Your task is to copy the listing exactly, with the pictures left out.

>> Begin Data to process

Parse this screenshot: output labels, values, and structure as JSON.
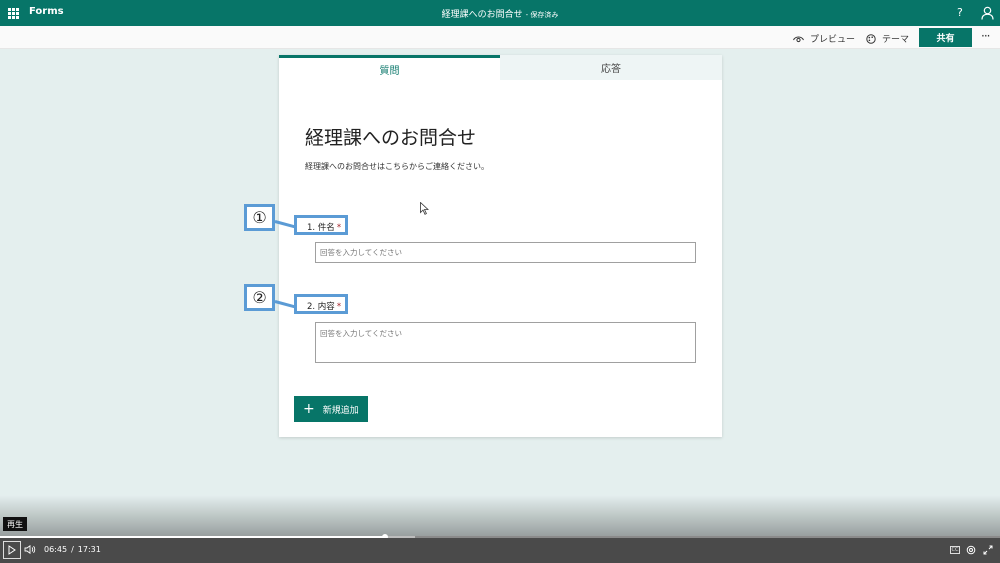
{
  "header": {
    "app_name": "Forms",
    "doc_title": "経理課へのお問合せ",
    "save_status": "- 保存済み",
    "help": "?"
  },
  "toolbar": {
    "preview_label": "プレビュー",
    "theme_label": "テーマ",
    "share_label": "共有",
    "more_label": "···"
  },
  "tabs": [
    {
      "label": "質問",
      "active": true
    },
    {
      "label": "応答",
      "active": false
    }
  ],
  "form": {
    "title": "経理課へのお問合せ",
    "description": "経理課へのお問合せはこちらからご連絡ください。",
    "questions": [
      {
        "label": "1. 件名",
        "required_mark": "*",
        "placeholder": "回答を入力してください"
      },
      {
        "label": "2. 内容",
        "required_mark": "*",
        "placeholder": "回答を入力してください"
      }
    ],
    "add_new_label": "新規追加"
  },
  "annotations": [
    {
      "number": "①"
    },
    {
      "number": "②"
    }
  ],
  "player": {
    "tooltip": "再生",
    "current_time": "06:45",
    "separator": "/",
    "total_time": "17:31",
    "progress_fraction": 0.385,
    "buffered_fraction": 0.415,
    "cc_label": "CC"
  },
  "colors": {
    "brand": "#077568",
    "annotation": "#5b9bd5",
    "background": "#e4efee"
  }
}
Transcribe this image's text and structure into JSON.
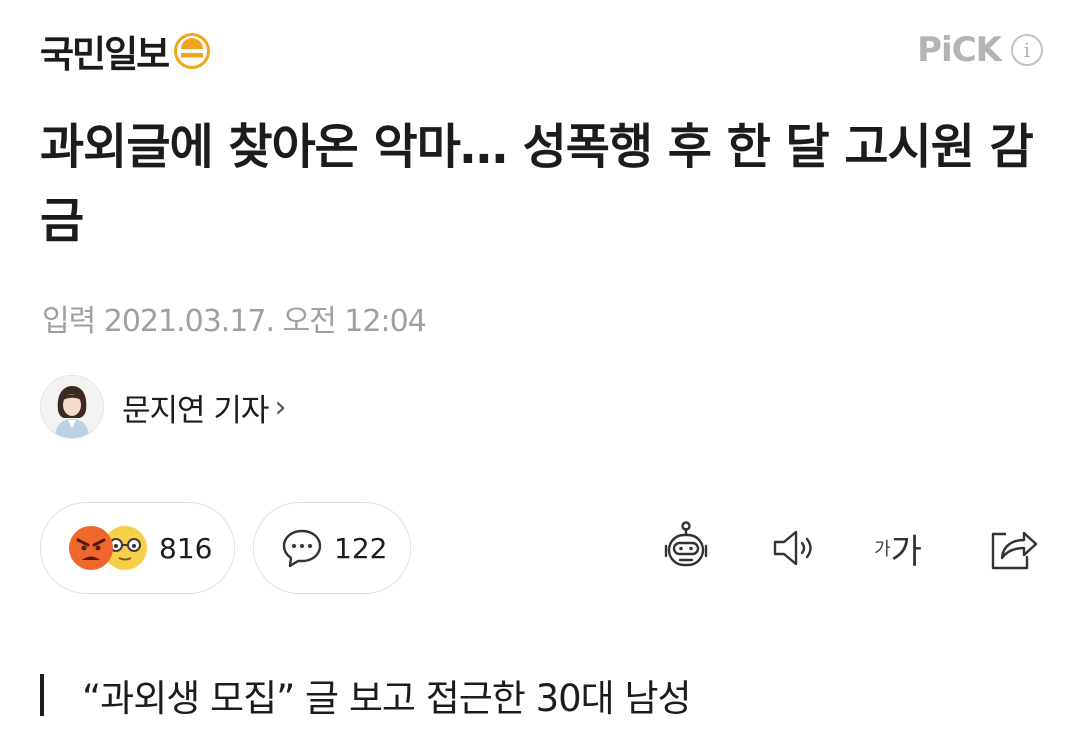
{
  "header": {
    "logo_text": "국민일보",
    "logo_icon": "kukmin-logo-icon",
    "pick_label": "PiCK",
    "info_label": "i",
    "brand_color": "#f2a51a"
  },
  "article": {
    "title": "과외글에 찾아온 악마… 성폭행 후 한 달 고시원 감금",
    "date": "입력 2021.03.17. 오전 12:04",
    "reporter": "문지연 기자",
    "reporter_chevron": "›",
    "subheading": "“과외생 모집” 글 보고 접근한 30대 남성"
  },
  "reactions": {
    "count": "816",
    "icons": [
      "angry-face-icon",
      "glasses-face-icon"
    ],
    "angry_color": "#f0672e",
    "glasses_color": "#f7d04a"
  },
  "comments": {
    "count": "122",
    "icon": "comment-bubble-icon"
  },
  "tools": {
    "font_small": "가",
    "font_large": "가",
    "icons": [
      "robot-icon",
      "speaker-icon",
      "font-size-icon",
      "share-icon"
    ]
  }
}
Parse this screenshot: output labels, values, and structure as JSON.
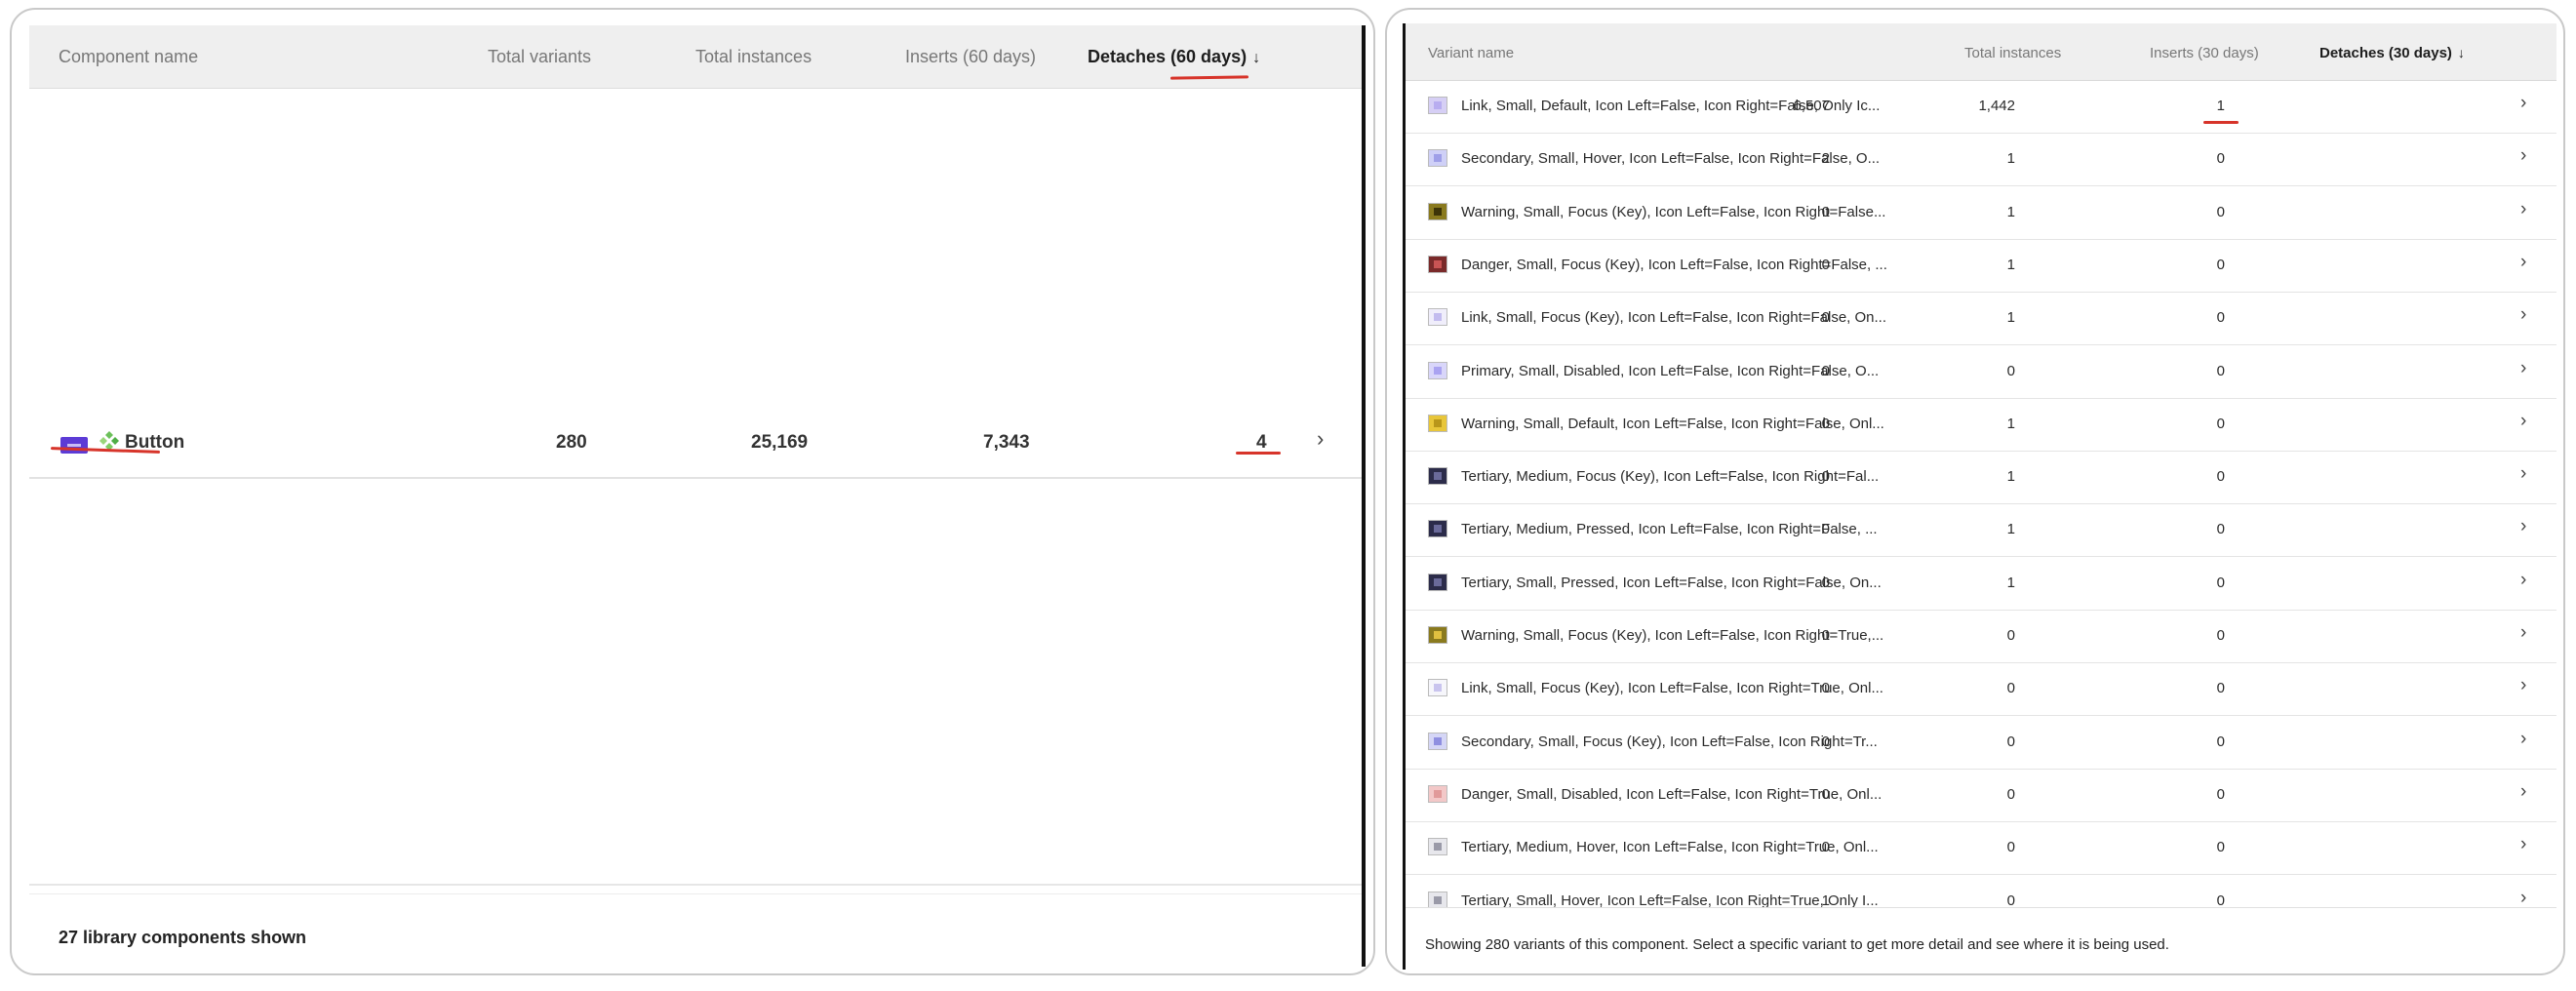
{
  "left": {
    "headers": {
      "component_name": "Component name",
      "total_variants": "Total variants",
      "total_instances": "Total instances",
      "inserts": "Inserts (60 days)",
      "detaches": "Detaches (60 days)",
      "sort_arrow": "↓"
    },
    "row": {
      "name": "Button",
      "total_variants": "280",
      "total_instances": "25,169",
      "inserts": "7,343",
      "detaches": "4",
      "chevron": "›"
    },
    "footer": "27 library components shown"
  },
  "right": {
    "headers": {
      "variant_name": "Variant name",
      "total_instances": "Total instances",
      "inserts": "Inserts (30 days)",
      "detaches": "Detaches (30 days)",
      "sort_arrow": "↓"
    },
    "rows": [
      {
        "name": "Link, Small, Default, Icon Left=False, Icon Right=False, Only Ic...",
        "total": "6,507",
        "inserts": "1,442",
        "detaches": "1",
        "swatch": "#d6cff5",
        "swatch_inner": "#b8adf0",
        "chevron": "›"
      },
      {
        "name": "Secondary, Small, Hover, Icon Left=False, Icon Right=False, O...",
        "total": "2",
        "inserts": "1",
        "detaches": "0",
        "swatch": "#cfd0f7",
        "swatch_inner": "#9f9fe8",
        "chevron": "›"
      },
      {
        "name": "Warning, Small, Focus (Key), Icon Left=False, Icon Right=False...",
        "total": "0",
        "inserts": "1",
        "detaches": "0",
        "swatch": "#8a7a1e",
        "swatch_inner": "#3d3408",
        "chevron": "›"
      },
      {
        "name": "Danger, Small, Focus (Key), Icon Left=False, Icon Right=False, ...",
        "total": "0",
        "inserts": "1",
        "detaches": "0",
        "swatch": "#7a2a2a",
        "swatch_inner": "#c95454",
        "chevron": "›"
      },
      {
        "name": "Link, Small, Focus (Key), Icon Left=False, Icon Right=False, On...",
        "total": "0",
        "inserts": "1",
        "detaches": "0",
        "swatch": "#f0eefb",
        "swatch_inner": "#c3bcef",
        "chevron": "›"
      },
      {
        "name": "Primary, Small, Disabled, Icon Left=False, Icon Right=False, O...",
        "total": "0",
        "inserts": "0",
        "detaches": "0",
        "swatch": "#d9d6fa",
        "swatch_inner": "#aaa3f1",
        "chevron": "›"
      },
      {
        "name": "Warning, Small, Default, Icon Left=False, Icon Right=False, Onl...",
        "total": "0",
        "inserts": "1",
        "detaches": "0",
        "swatch": "#e8c63a",
        "swatch_inner": "#b8961a",
        "chevron": "›"
      },
      {
        "name": "Tertiary, Medium, Focus (Key), Icon Left=False, Icon Right=Fal...",
        "total": "0",
        "inserts": "1",
        "detaches": "0",
        "swatch": "#2c2c4a",
        "swatch_inner": "#6a6a9a",
        "chevron": "›"
      },
      {
        "name": "Tertiary, Medium, Pressed, Icon Left=False, Icon Right=False, ...",
        "total": "0",
        "inserts": "1",
        "detaches": "0",
        "swatch": "#2c2c4a",
        "swatch_inner": "#6a6a9a",
        "chevron": "›"
      },
      {
        "name": "Tertiary, Small, Pressed, Icon Left=False, Icon Right=False, On...",
        "total": "0",
        "inserts": "1",
        "detaches": "0",
        "swatch": "#2c2c4a",
        "swatch_inner": "#6a6a9a",
        "chevron": "›"
      },
      {
        "name": "Warning, Small, Focus (Key), Icon Left=False, Icon Right=True,...",
        "total": "0",
        "inserts": "0",
        "detaches": "0",
        "swatch": "#8a7a1e",
        "swatch_inner": "#e0c040",
        "chevron": "›"
      },
      {
        "name": "Link, Small, Focus (Key), Icon Left=False, Icon Right=True, Onl...",
        "total": "0",
        "inserts": "0",
        "detaches": "0",
        "swatch": "#f6f6fb",
        "swatch_inner": "#c9c4ee",
        "chevron": "›"
      },
      {
        "name": "Secondary, Small, Focus (Key), Icon Left=False, Icon Right=Tr...",
        "total": "0",
        "inserts": "0",
        "detaches": "0",
        "swatch": "#d5d6f6",
        "swatch_inner": "#8f8fe0",
        "chevron": "›"
      },
      {
        "name": "Danger, Small, Disabled, Icon Left=False, Icon Right=True, Onl...",
        "total": "0",
        "inserts": "0",
        "detaches": "0",
        "swatch": "#f3c8c8",
        "swatch_inner": "#e19a9a",
        "chevron": "›"
      },
      {
        "name": "Tertiary, Medium, Hover, Icon Left=False, Icon Right=True, Onl...",
        "total": "0",
        "inserts": "0",
        "detaches": "0",
        "swatch": "#e7e7ec",
        "swatch_inner": "#9a9aa8",
        "chevron": "›"
      },
      {
        "name": "Tertiary, Small, Hover, Icon Left=False, Icon Right=True, Only I...",
        "total": "1",
        "inserts": "0",
        "detaches": "0",
        "swatch": "#e7e7ec",
        "swatch_inner": "#9a9aa8",
        "chevron": "›"
      }
    ],
    "footer": "Showing 280 variants of this component. Select a specific variant to get more detail and see where it is being used."
  },
  "colors": {
    "annotation_red": "#d7342a",
    "button_thumb": "#5c3bd6",
    "header_bg": "#efefef"
  }
}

>> End Data to process

* _Finished task_:
Parse this screenshot: output labels, values, and structure as JSON.
{
  "header": {
    "app_name": "Forms",
    "doc_title": "経理課へのお問合せ",
    "save_status": "- 保存済み",
    "help": "?"
  },
  "toolbar": {
    "preview_label": "プレビュー",
    "theme_label": "テーマ",
    "share_label": "共有",
    "more_label": "···"
  },
  "tabs": [
    {
      "label": "質問",
      "active": true
    },
    {
      "label": "応答",
      "active": false
    }
  ],
  "form": {
    "title": "経理課へのお問合せ",
    "description": "経理課へのお問合せはこちらからご連絡ください。",
    "questions": [
      {
        "label": "1. 件名",
        "required_mark": "*",
        "placeholder": "回答を入力してください"
      },
      {
        "label": "2. 内容",
        "required_mark": "*",
        "placeholder": "回答を入力してください"
      }
    ],
    "add_new_label": "新規追加"
  },
  "annotations": [
    {
      "number": "①"
    },
    {
      "number": "②"
    }
  ],
  "player": {
    "tooltip": "再生",
    "current_time": "06:45",
    "separator": "/",
    "total_time": "17:31",
    "progress_fraction": 0.385,
    "buffered_fraction": 0.415,
    "cc_label": "CC"
  },
  "colors": {
    "brand": "#077568",
    "annotation": "#5b9bd5",
    "background": "#e4efee"
  }
}
Transcribe this image's text and structure into JSON.
{
  "header": {
    "logo_text": "국민일보",
    "logo_icon": "kukmin-logo-icon",
    "pick_label": "PiCK",
    "info_label": "i",
    "brand_color": "#f2a51a"
  },
  "article": {
    "title": "과외글에 찾아온 악마… 성폭행 후 한 달 고시원 감금",
    "date": "입력 2021.03.17. 오전 12:04",
    "reporter": "문지연 기자",
    "reporter_chevron": "›",
    "subheading": "“과외생 모집” 글 보고 접근한 30대 남성"
  },
  "reactions": {
    "count": "816",
    "icons": [
      "angry-face-icon",
      "glasses-face-icon"
    ],
    "angry_color": "#f0672e",
    "glasses_color": "#f7d04a"
  },
  "comments": {
    "count": "122",
    "icon": "comment-bubble-icon"
  },
  "tools": {
    "font_small": "가",
    "font_large": "가",
    "icons": [
      "robot-icon",
      "speaker-icon",
      "font-size-icon",
      "share-icon"
    ]
  }
}
Parse this screenshot: output labels, values, and structure as JSON.
{
  "left": {
    "headers": {
      "component_name": "Component name",
      "total_variants": "Total variants",
      "total_instances": "Total instances",
      "inserts": "Inserts (60 days)",
      "detaches": "Detaches (60 days)",
      "sort_arrow": "↓"
    },
    "row": {
      "name": "Button",
      "total_variants": "280",
      "total_instances": "25,169",
      "inserts": "7,343",
      "detaches": "4",
      "chevron": "›"
    },
    "footer": "27 library components shown"
  },
  "right": {
    "headers": {
      "variant_name": "Variant name",
      "total_instances": "Total instances",
      "inserts": "Inserts (30 days)",
      "detaches": "Detaches (30 days)",
      "sort_arrow": "↓"
    },
    "rows": [
      {
        "name": "Link, Small, Default, Icon Left=False, Icon Right=False, Only Ic...",
        "total": "6,507",
        "inserts": "1,442",
        "detaches": "1",
        "swatch": "#d6cff5",
        "swatch_inner": "#b8adf0",
        "chevron": "›"
      },
      {
        "name": "Secondary, Small, Hover, Icon Left=False, Icon Right=False, O...",
        "total": "2",
        "inserts": "1",
        "detaches": "0",
        "swatch": "#cfd0f7",
        "swatch_inner": "#9f9fe8",
        "chevron": "›"
      },
      {
        "name": "Warning, Small, Focus (Key), Icon Left=False, Icon Right=False...",
        "total": "0",
        "inserts": "1",
        "detaches": "0",
        "swatch": "#8a7a1e",
        "swatch_inner": "#3d3408",
        "chevron": "›"
      },
      {
        "name": "Danger, Small, Focus (Key), Icon Left=False, Icon Right=False, ...",
        "total": "0",
        "inserts": "1",
        "detaches": "0",
        "swatch": "#7a2a2a",
        "swatch_inner": "#c95454",
        "chevron": "›"
      },
      {
        "name": "Link, Small, Focus (Key), Icon Left=False, Icon Right=False, On...",
        "total": "0",
        "inserts": "1",
        "detaches": "0",
        "swatch": "#f0eefb",
        "swatch_inner": "#c3bcef",
        "chevron": "›"
      },
      {
        "name": "Primary, Small, Disabled, Icon Left=False, Icon Right=False, O...",
        "total": "0",
        "inserts": "0",
        "detaches": "0",
        "swatch": "#d9d6fa",
        "swatch_inner": "#aaa3f1",
        "chevron": "›"
      },
      {
        "name": "Warning, Small, Default, Icon Left=False, Icon Right=False, Onl...",
        "total": "0",
        "inserts": "1",
        "detaches": "0",
        "swatch": "#e8c63a",
        "swatch_inner": "#b8961a",
        "chevron": "›"
      },
      {
        "name": "Tertiary, Medium, Focus (Key), Icon Left=False, Icon Right=Fal...",
        "total": "0",
        "inserts": "1",
        "detaches": "0",
        "swatch": "#2c2c4a",
        "swatch_inner": "#6a6a9a",
        "chevron": "›"
      },
      {
        "name": "Tertiary, Medium, Pressed, Icon Left=False, Icon Right=False, ...",
        "total": "0",
        "inserts": "1",
        "detaches": "0",
        "swatch": "#2c2c4a",
        "swatch_inner": "#6a6a9a",
        "chevron": "›"
      },
      {
        "name": "Tertiary, Small, Pressed, Icon Left=False, Icon Right=False, On...",
        "total": "0",
        "inserts": "1",
        "detaches": "0",
        "swatch": "#2c2c4a",
        "swatch_inner": "#6a6a9a",
        "chevron": "›"
      },
      {
        "name": "Warning, Small, Focus (Key), Icon Left=False, Icon Right=True,...",
        "total": "0",
        "inserts": "0",
        "detaches": "0",
        "swatch": "#8a7a1e",
        "swatch_inner": "#e0c040",
        "chevron": "›"
      },
      {
        "name": "Link, Small, Focus (Key), Icon Left=False, Icon Right=True, Onl...",
        "total": "0",
        "inserts": "0",
        "detaches": "0",
        "swatch": "#f6f6fb",
        "swatch_inner": "#c9c4ee",
        "chevron": "›"
      },
      {
        "name": "Secondary, Small, Focus (Key), Icon Left=False, Icon Right=Tr...",
        "total": "0",
        "inserts": "0",
        "detaches": "0",
        "swatch": "#d5d6f6",
        "swatch_inner": "#8f8fe0",
        "chevron": "›"
      },
      {
        "name": "Danger, Small, Disabled, Icon Left=False, Icon Right=True, Onl...",
        "total": "0",
        "inserts": "0",
        "detaches": "0",
        "swatch": "#f3c8c8",
        "swatch_inner": "#e19a9a",
        "chevron": "›"
      },
      {
        "name": "Tertiary, Medium, Hover, Icon Left=False, Icon Right=True, Onl...",
        "total": "0",
        "inserts": "0",
        "detaches": "0",
        "swatch": "#e7e7ec",
        "swatch_inner": "#9a9aa8",
        "chevron": "›"
      },
      {
        "name": "Tertiary, Small, Hover, Icon Left=False, Icon Right=True, Only I...",
        "total": "1",
        "inserts": "0",
        "detaches": "0",
        "swatch": "#e7e7ec",
        "swatch_inner": "#9a9aa8",
        "chevron": "›"
      }
    ],
    "footer": "Showing 280 variants of this component. Select a specific variant to get more detail and see where it is being used."
  },
  "colors": {
    "annotation_red": "#d7342a",
    "button_thumb": "#5c3bd6",
    "header_bg": "#efefef"
  }
}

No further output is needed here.